---------- Records shown ----------

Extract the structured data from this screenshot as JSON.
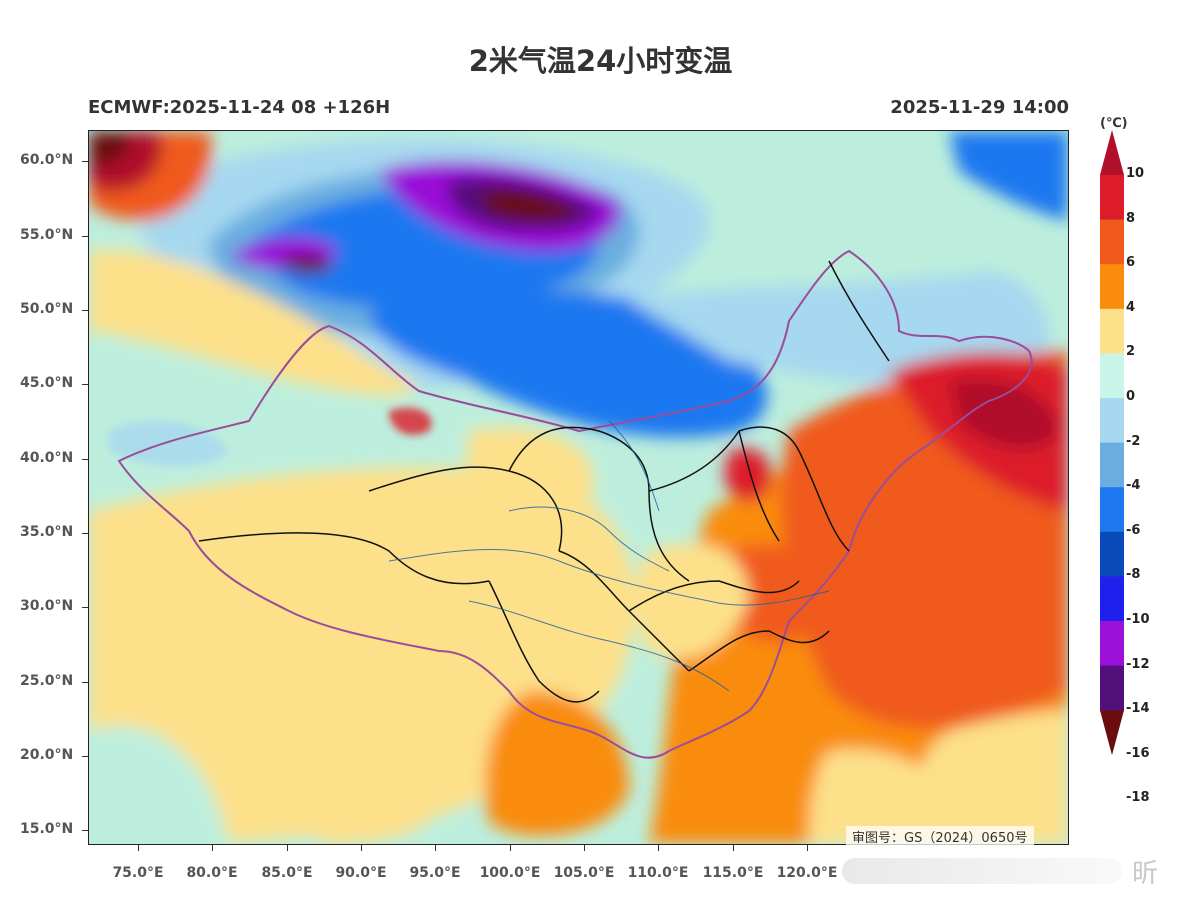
{
  "title": "2米气温24小时变温",
  "model_run": "ECMWF:2025-11-24 08 +126H",
  "valid_time": "2025-11-29 14:00",
  "map": {
    "lat_labels": [
      "60.0°N",
      "55.0°N",
      "50.0°N",
      "45.0°N",
      "40.0°N",
      "35.0°N",
      "30.0°N",
      "25.0°N",
      "20.0°N",
      "15.0°N"
    ],
    "lon_labels": [
      "75.0°E",
      "80.0°E",
      "85.0°E",
      "90.0°E",
      "95.0°E",
      "100.0°E",
      "105.0°E",
      "110.0°E",
      "115.0°E",
      "120.0°E"
    ],
    "extent": {
      "lon_min": 72,
      "lon_max": 125,
      "lat_min": 14,
      "lat_max": 62
    },
    "approval_number": "审图号：GS（2024）0650号"
  },
  "colorbar": {
    "unit": "(℃)",
    "labels": [
      "10",
      "8",
      "6",
      "4",
      "2",
      "0",
      "-2",
      "-4",
      "-6",
      "-8",
      "-10",
      "-12",
      "-14",
      "-16",
      "-18"
    ],
    "colors": [
      "#b0102a",
      "#dd1c2a",
      "#f05a1a",
      "#f98c0a",
      "#fde08a",
      "#c8f5e8",
      "#a6d8f0",
      "#6aaee0",
      "#1e78f0",
      "#0a4ab8",
      "#2020ee",
      "#9a10d8",
      "#52107a",
      "#6b0d0d"
    ]
  },
  "watermark": {
    "text": "昕"
  }
}
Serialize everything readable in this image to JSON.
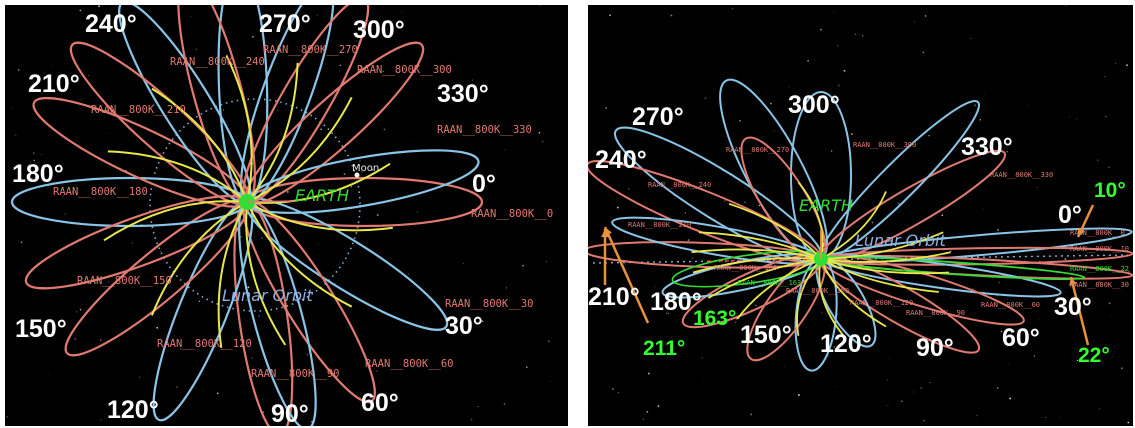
{
  "left_panel": {
    "angle_labels": [
      "240°",
      "270°",
      "300°",
      "330°",
      "210°",
      "180°",
      "0°",
      "150°",
      "30°",
      "120°",
      "90°",
      "60°"
    ],
    "orbit_tags": [
      "RAAN__800K__240",
      "RAAN__800K__270",
      "RAAN__800K__300",
      "RAAN__800K__330",
      "RAAN__800K__210",
      "RAAN__800K__180",
      "RAAN__800K__0",
      "RAAN__800K__150",
      "RAAN__800K__30",
      "RAAN__800K__120",
      "RAAN__800K__90",
      "RAAN__800K__60"
    ],
    "earth_label": "EARTH",
    "lunar_label": "Lunar Orbit",
    "moon_label": "Moon"
  },
  "right_panel": {
    "angle_labels": [
      "300°",
      "270°",
      "330°",
      "240°",
      "0°",
      "210°",
      "180°",
      "30°",
      "150°",
      "120°",
      "90°",
      "60°"
    ],
    "green_labels": [
      "10°",
      "163°",
      "211°",
      "22°"
    ],
    "orbit_tags": [
      "RAAN__800K__270",
      "RAAN__800K__300",
      "RAAN__800K__330",
      "RAAN__800K__240",
      "RAAN__800K__0",
      "RAAN__800K__10",
      "RAAN__800K__22",
      "RAAN__800K__30",
      "RAAN__800K__60",
      "RAAN__800K__90",
      "RAAN__800K__120",
      "RAAN__800K__150",
      "RAAN__800K__163",
      "RAAN__800K__180",
      "RAAN__800K__210"
    ],
    "earth_label": "EARTH",
    "lunar_label": "Lunar Orbit"
  },
  "colors": {
    "background": "#000000",
    "orbit_salmon": "#e07a70",
    "orbit_blue": "#8ac4e6",
    "transfer_yellow": "#e8e84a",
    "earth_green": "#33dd33",
    "lunar_orbit": "#7fb0d8",
    "arrow_orange": "#e8923a",
    "highlight_green": "#33ff33"
  }
}
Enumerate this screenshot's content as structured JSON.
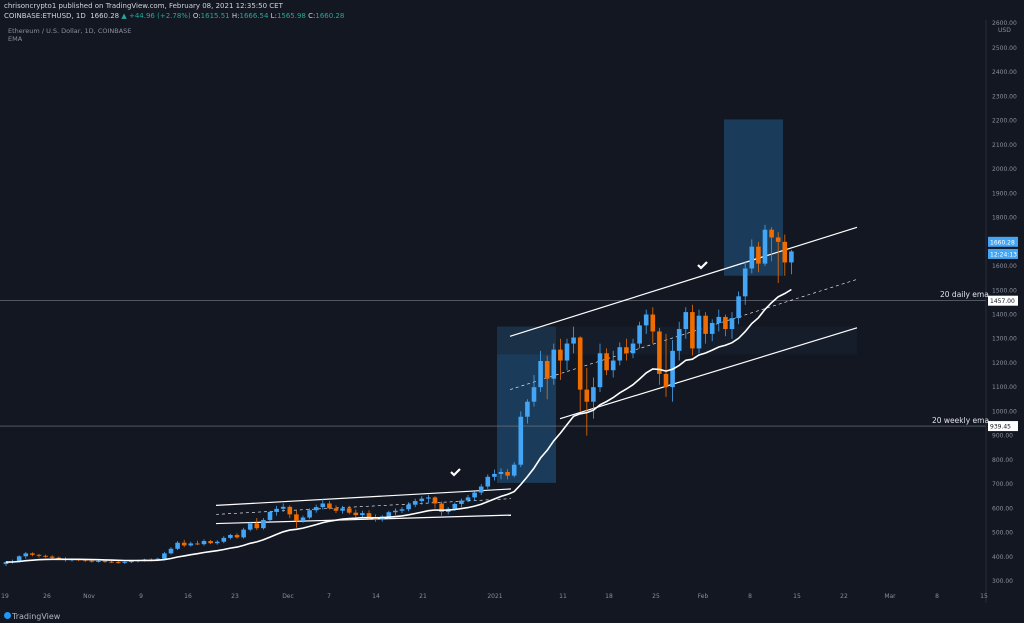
{
  "header": {
    "line1": "chrisoncrypto1 published on TradingView.com, February 08, 2021 12:35:50 CET",
    "symbol": "COINBASE:ETHUSD, 1D",
    "last": "1660.28",
    "change": "▲ +44.96 (+2.78%)",
    "o_label": "O:",
    "o": "1615.51",
    "h_label": "H:",
    "h": "1666.54",
    "l_label": "L:",
    "l": "1565.98",
    "c_label": "C:",
    "c": "1660.28"
  },
  "legend": {
    "title": "Ethereum / U.S. Dollar, 1D, COINBASE",
    "indicator": "EMA"
  },
  "annotations": {
    "daily_ema": "20 daily ema",
    "weekly_ema": "20 weekly ema"
  },
  "price_tags": {
    "last": "1660.28",
    "countdown": "12:24:13",
    "daily_ema": "1457.00",
    "weekly_ema": "939.45"
  },
  "footer": {
    "brand": "TradingView"
  },
  "colors": {
    "background": "#131722",
    "bull": "#42a5f5",
    "bear": "#ef6c00",
    "ema": "#ffffff",
    "box": "#1e4a6e"
  },
  "chart_data": {
    "type": "candlestick",
    "currency": "USD",
    "y_ticks": [
      300,
      400,
      500,
      600,
      700,
      800,
      900,
      1000,
      1100,
      1200,
      1300,
      1400,
      1500,
      1600,
      1700,
      1800,
      1900,
      2000,
      2100,
      2200,
      2300,
      2400,
      2500
    ],
    "y_top_label": "2600.00",
    "x_ticks": [
      "19",
      "26",
      "Nov",
      "9",
      "16",
      "23",
      "Dec",
      "7",
      "14",
      "21",
      "2021",
      "11",
      "18",
      "25",
      "Feb",
      "8",
      "15",
      "22",
      "Mar",
      "8",
      "15"
    ],
    "horizontal_levels": [
      1457.0,
      939.45
    ],
    "candles": [
      [
        370,
        382,
        362,
        378
      ],
      [
        378,
        388,
        372,
        381
      ],
      [
        381,
        406,
        377,
        402
      ],
      [
        402,
        420,
        392,
        414
      ],
      [
        414,
        418,
        402,
        408
      ],
      [
        408,
        412,
        397,
        404
      ],
      [
        404,
        409,
        396,
        401
      ],
      [
        401,
        406,
        390,
        396
      ],
      [
        396,
        401,
        386,
        392
      ],
      [
        392,
        398,
        380,
        388
      ],
      [
        388,
        394,
        380,
        390
      ],
      [
        390,
        393,
        382,
        388
      ],
      [
        388,
        392,
        378,
        384
      ],
      [
        384,
        388,
        376,
        381
      ],
      [
        381,
        386,
        376,
        383
      ],
      [
        383,
        387,
        375,
        380
      ],
      [
        380,
        384,
        374,
        378
      ],
      [
        378,
        382,
        372,
        377
      ],
      [
        377,
        381,
        370,
        379
      ],
      [
        379,
        385,
        374,
        382
      ],
      [
        382,
        388,
        377,
        386
      ],
      [
        386,
        392,
        380,
        389
      ],
      [
        389,
        394,
        383,
        387
      ],
      [
        387,
        396,
        382,
        392
      ],
      [
        392,
        420,
        388,
        414
      ],
      [
        414,
        440,
        410,
        433
      ],
      [
        433,
        465,
        428,
        458
      ],
      [
        458,
        470,
        440,
        447
      ],
      [
        447,
        462,
        442,
        455
      ],
      [
        455,
        466,
        448,
        452
      ],
      [
        452,
        472,
        446,
        465
      ],
      [
        465,
        470,
        452,
        456
      ],
      [
        456,
        468,
        450,
        462
      ],
      [
        462,
        485,
        456,
        478
      ],
      [
        478,
        495,
        472,
        490
      ],
      [
        490,
        497,
        475,
        480
      ],
      [
        480,
        520,
        475,
        512
      ],
      [
        512,
        545,
        505,
        538
      ],
      [
        538,
        560,
        510,
        518
      ],
      [
        518,
        560,
        512,
        552
      ],
      [
        552,
        590,
        545,
        585
      ],
      [
        585,
        610,
        570,
        598
      ],
      [
        598,
        620,
        585,
        606
      ],
      [
        606,
        612,
        560,
        575
      ],
      [
        575,
        590,
        520,
        548
      ],
      [
        548,
        570,
        540,
        562
      ],
      [
        562,
        600,
        555,
        592
      ],
      [
        592,
        615,
        582,
        605
      ],
      [
        605,
        640,
        595,
        620
      ],
      [
        620,
        630,
        595,
        600
      ],
      [
        600,
        612,
        580,
        590
      ],
      [
        590,
        610,
        578,
        600
      ],
      [
        600,
        610,
        575,
        582
      ],
      [
        582,
        595,
        560,
        572
      ],
      [
        572,
        590,
        560,
        580
      ],
      [
        580,
        592,
        555,
        562
      ],
      [
        562,
        575,
        545,
        555
      ],
      [
        555,
        572,
        545,
        566
      ],
      [
        566,
        590,
        558,
        584
      ],
      [
        584,
        600,
        572,
        590
      ],
      [
        590,
        605,
        580,
        596
      ],
      [
        596,
        625,
        588,
        615
      ],
      [
        615,
        640,
        605,
        630
      ],
      [
        630,
        650,
        615,
        640
      ],
      [
        640,
        655,
        620,
        645
      ],
      [
        645,
        650,
        600,
        620
      ],
      [
        620,
        628,
        570,
        585
      ],
      [
        585,
        605,
        575,
        598
      ],
      [
        598,
        625,
        590,
        618
      ],
      [
        618,
        640,
        605,
        632
      ],
      [
        632,
        655,
        625,
        645
      ],
      [
        645,
        670,
        630,
        665
      ],
      [
        665,
        700,
        655,
        690
      ],
      [
        690,
        740,
        680,
        730
      ],
      [
        730,
        760,
        715,
        742
      ],
      [
        742,
        765,
        720,
        750
      ],
      [
        750,
        762,
        720,
        735
      ],
      [
        735,
        790,
        728,
        780
      ],
      [
        780,
        1000,
        770,
        978
      ],
      [
        978,
        1050,
        950,
        1040
      ],
      [
        1040,
        1150,
        1020,
        1100
      ],
      [
        1100,
        1250,
        1080,
        1208
      ],
      [
        1208,
        1230,
        1050,
        1135
      ],
      [
        1135,
        1280,
        1110,
        1255
      ],
      [
        1255,
        1300,
        1130,
        1210
      ],
      [
        1210,
        1300,
        1170,
        1280
      ],
      [
        1280,
        1350,
        1240,
        1305
      ],
      [
        1305,
        1310,
        1000,
        1090
      ],
      [
        1090,
        1180,
        900,
        1040
      ],
      [
        1040,
        1140,
        970,
        1100
      ],
      [
        1100,
        1280,
        1080,
        1240
      ],
      [
        1240,
        1260,
        1150,
        1170
      ],
      [
        1170,
        1250,
        1140,
        1210
      ],
      [
        1210,
        1285,
        1190,
        1265
      ],
      [
        1265,
        1300,
        1210,
        1240
      ],
      [
        1240,
        1300,
        1220,
        1280
      ],
      [
        1280,
        1370,
        1260,
        1355
      ],
      [
        1355,
        1420,
        1320,
        1400
      ],
      [
        1400,
        1430,
        1280,
        1330
      ],
      [
        1330,
        1345,
        1110,
        1155
      ],
      [
        1155,
        1320,
        1060,
        1100
      ],
      [
        1100,
        1295,
        1040,
        1250
      ],
      [
        1250,
        1370,
        1210,
        1340
      ],
      [
        1340,
        1430,
        1300,
        1410
      ],
      [
        1410,
        1440,
        1230,
        1260
      ],
      [
        1260,
        1420,
        1240,
        1395
      ],
      [
        1395,
        1410,
        1280,
        1320
      ],
      [
        1320,
        1380,
        1290,
        1365
      ],
      [
        1365,
        1420,
        1330,
        1390
      ],
      [
        1390,
        1400,
        1310,
        1340
      ],
      [
        1340,
        1410,
        1300,
        1385
      ],
      [
        1385,
        1495,
        1360,
        1475
      ],
      [
        1475,
        1620,
        1440,
        1590
      ],
      [
        1590,
        1710,
        1570,
        1680
      ],
      [
        1680,
        1700,
        1575,
        1610
      ],
      [
        1610,
        1770,
        1600,
        1750
      ],
      [
        1750,
        1760,
        1620,
        1718
      ],
      [
        1718,
        1740,
        1530,
        1700
      ],
      [
        1700,
        1730,
        1560,
        1615
      ],
      [
        1615,
        1666.54,
        1565.98,
        1660.28
      ]
    ]
  }
}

----------

== What is expected ==
Gather each line of the records holding the string "this".

== The completed task ==
Extract the structured data from this screenshot as JSON.
Serialize everything readable in this image to JSON.
Enumerate this screenshot's content as structured JSON.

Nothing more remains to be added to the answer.